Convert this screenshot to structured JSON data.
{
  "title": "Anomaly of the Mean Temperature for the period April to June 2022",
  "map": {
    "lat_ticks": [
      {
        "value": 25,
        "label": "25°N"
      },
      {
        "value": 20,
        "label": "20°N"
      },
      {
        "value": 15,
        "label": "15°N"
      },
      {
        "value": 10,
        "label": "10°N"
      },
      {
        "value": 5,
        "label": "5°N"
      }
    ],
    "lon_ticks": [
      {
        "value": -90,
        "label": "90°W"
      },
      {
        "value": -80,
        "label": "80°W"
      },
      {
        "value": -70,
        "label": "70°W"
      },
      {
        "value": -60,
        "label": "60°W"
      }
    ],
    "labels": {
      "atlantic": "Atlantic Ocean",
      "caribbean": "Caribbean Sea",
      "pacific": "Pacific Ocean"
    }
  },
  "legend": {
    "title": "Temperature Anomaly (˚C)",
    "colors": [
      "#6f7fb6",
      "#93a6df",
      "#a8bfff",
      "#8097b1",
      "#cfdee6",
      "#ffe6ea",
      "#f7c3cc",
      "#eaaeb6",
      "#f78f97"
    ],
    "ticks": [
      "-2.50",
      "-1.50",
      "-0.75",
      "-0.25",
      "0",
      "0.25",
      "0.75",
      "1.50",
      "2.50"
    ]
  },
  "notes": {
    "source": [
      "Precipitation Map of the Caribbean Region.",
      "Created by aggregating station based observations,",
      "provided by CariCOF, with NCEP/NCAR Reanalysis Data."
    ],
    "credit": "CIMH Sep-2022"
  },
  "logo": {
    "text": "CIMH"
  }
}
= = = =
From the entries above, extract every line where the word "title" appears.

**THE RESPONSE**
  "title": "Anomaly of the Mean Temperature for the period April to June 2022",
    "title": "Temperature Anomaly (˚C)",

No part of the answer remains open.